Data entries
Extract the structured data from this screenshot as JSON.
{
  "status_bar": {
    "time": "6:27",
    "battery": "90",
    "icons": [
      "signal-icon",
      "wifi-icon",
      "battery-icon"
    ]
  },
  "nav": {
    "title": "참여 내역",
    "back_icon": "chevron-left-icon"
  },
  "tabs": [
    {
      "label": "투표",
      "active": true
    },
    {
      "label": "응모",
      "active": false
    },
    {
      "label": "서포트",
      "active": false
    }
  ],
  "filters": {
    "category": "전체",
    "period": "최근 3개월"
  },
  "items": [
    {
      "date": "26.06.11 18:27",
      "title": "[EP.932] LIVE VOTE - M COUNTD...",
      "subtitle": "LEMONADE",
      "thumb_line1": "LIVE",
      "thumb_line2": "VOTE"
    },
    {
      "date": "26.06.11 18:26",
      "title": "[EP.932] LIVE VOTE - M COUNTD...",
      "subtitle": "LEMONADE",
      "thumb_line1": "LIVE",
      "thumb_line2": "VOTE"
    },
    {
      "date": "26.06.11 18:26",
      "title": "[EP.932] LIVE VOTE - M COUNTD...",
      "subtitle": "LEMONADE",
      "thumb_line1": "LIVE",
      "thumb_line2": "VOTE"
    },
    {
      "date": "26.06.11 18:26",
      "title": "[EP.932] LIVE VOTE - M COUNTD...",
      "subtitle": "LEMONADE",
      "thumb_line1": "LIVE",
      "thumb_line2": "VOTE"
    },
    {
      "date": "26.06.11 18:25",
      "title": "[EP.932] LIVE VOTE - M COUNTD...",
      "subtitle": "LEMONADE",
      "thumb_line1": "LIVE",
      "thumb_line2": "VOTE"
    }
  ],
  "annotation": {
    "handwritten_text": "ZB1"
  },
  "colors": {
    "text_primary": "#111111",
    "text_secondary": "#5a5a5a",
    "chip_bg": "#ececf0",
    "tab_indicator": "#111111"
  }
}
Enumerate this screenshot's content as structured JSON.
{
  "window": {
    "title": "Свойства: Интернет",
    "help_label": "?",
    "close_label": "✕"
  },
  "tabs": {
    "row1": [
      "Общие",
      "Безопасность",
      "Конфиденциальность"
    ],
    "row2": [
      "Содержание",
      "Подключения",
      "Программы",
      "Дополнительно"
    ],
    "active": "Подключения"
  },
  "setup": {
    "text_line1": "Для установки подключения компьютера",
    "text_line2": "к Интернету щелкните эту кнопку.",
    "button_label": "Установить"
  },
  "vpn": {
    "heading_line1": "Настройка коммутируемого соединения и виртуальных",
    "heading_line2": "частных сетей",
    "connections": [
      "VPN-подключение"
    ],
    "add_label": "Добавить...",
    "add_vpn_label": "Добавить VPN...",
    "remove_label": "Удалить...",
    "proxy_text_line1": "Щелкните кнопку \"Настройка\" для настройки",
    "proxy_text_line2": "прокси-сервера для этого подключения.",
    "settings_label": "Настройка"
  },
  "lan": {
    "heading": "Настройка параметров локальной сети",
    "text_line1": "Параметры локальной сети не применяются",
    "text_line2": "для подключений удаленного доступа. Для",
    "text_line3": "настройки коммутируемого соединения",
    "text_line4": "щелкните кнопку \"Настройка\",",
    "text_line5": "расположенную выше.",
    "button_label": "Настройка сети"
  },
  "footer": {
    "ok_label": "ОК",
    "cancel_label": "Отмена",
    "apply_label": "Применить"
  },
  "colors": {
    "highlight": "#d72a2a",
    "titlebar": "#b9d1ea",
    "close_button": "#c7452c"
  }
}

Your instructions
Take the records above and return them exactly as written.

Answer
Extract the structured data from this screenshot as JSON.
{
  "status_bar": {
    "time": "6:27",
    "battery": "90",
    "icons": [
      "signal-icon",
      "wifi-icon",
      "battery-icon"
    ]
  },
  "nav": {
    "title": "참여 내역",
    "back_icon": "chevron-left-icon"
  },
  "tabs": [
    {
      "label": "투표",
      "active": true
    },
    {
      "label": "응모",
      "active": false
    },
    {
      "label": "서포트",
      "active": false
    }
  ],
  "filters": {
    "category": "전체",
    "period": "최근 3개월"
  },
  "items": [
    {
      "date": "26.06.11 18:27",
      "title": "[EP.932] LIVE VOTE - M COUNTD...",
      "subtitle": "LEMONADE",
      "thumb_line1": "LIVE",
      "thumb_line2": "VOTE"
    },
    {
      "date": "26.06.11 18:26",
      "title": "[EP.932] LIVE VOTE - M COUNTD...",
      "subtitle": "LEMONADE",
      "thumb_line1": "LIVE",
      "thumb_line2": "VOTE"
    },
    {
      "date": "26.06.11 18:26",
      "title": "[EP.932] LIVE VOTE - M COUNTD...",
      "subtitle": "LEMONADE",
      "thumb_line1": "LIVE",
      "thumb_line2": "VOTE"
    },
    {
      "date": "26.06.11 18:26",
      "title": "[EP.932] LIVE VOTE - M COUNTD...",
      "subtitle": "LEMONADE",
      "thumb_line1": "LIVE",
      "thumb_line2": "VOTE"
    },
    {
      "date": "26.06.11 18:25",
      "title": "[EP.932] LIVE VOTE - M COUNTD...",
      "subtitle": "LEMONADE",
      "thumb_line1": "LIVE",
      "thumb_line2": "VOTE"
    }
  ],
  "annotation": {
    "handwritten_text": "ZB1"
  },
  "colors": {
    "text_primary": "#111111",
    "text_secondary": "#5a5a5a",
    "chip_bg": "#ececf0",
    "tab_indicator": "#111111"
  }
}
Enumerate this screenshot's content as structured JSON.
{
  "window": {
    "title": "Свойства: Интернет",
    "help_label": "?",
    "close_label": "✕"
  },
  "tabs": {
    "row1": [
      "Общие",
      "Безопасность",
      "Конфиденциальность"
    ],
    "row2": [
      "Содержание",
      "Подключения",
      "Программы",
      "Дополнительно"
    ],
    "active": "Подключения"
  },
  "setup": {
    "text_line1": "Для установки подключения компьютера",
    "text_line2": "к Интернету щелкните эту кнопку.",
    "button_label": "Установить"
  },
  "vpn": {
    "heading_line1": "Настройка коммутируемого соединения и виртуальных",
    "heading_line2": "частных сетей",
    "connections": [
      "VPN-подключение"
    ],
    "add_label": "Добавить...",
    "add_vpn_label": "Добавить VPN...",
    "remove_label": "Удалить...",
    "proxy_text_line1": "Щелкните кнопку \"Настройка\" для настройки",
    "proxy_text_line2": "прокси-сервера для этого подключения.",
    "settings_label": "Настройка"
  },
  "lan": {
    "heading": "Настройка параметров локальной сети",
    "text_line1": "Параметры локальной сети не применяются",
    "text_line2": "для подключений удаленного доступа. Для",
    "text_line3": "настройки коммутируемого соединения",
    "text_line4": "щелкните кнопку \"Настройка\",",
    "text_line5": "расположенную выше.",
    "button_label": "Настройка сети"
  },
  "footer": {
    "ok_label": "ОК",
    "cancel_label": "Отмена",
    "apply_label": "Применить"
  },
  "colors": {
    "highlight": "#d72a2a",
    "titlebar": "#b9d1ea",
    "close_button": "#c7452c"
  }
}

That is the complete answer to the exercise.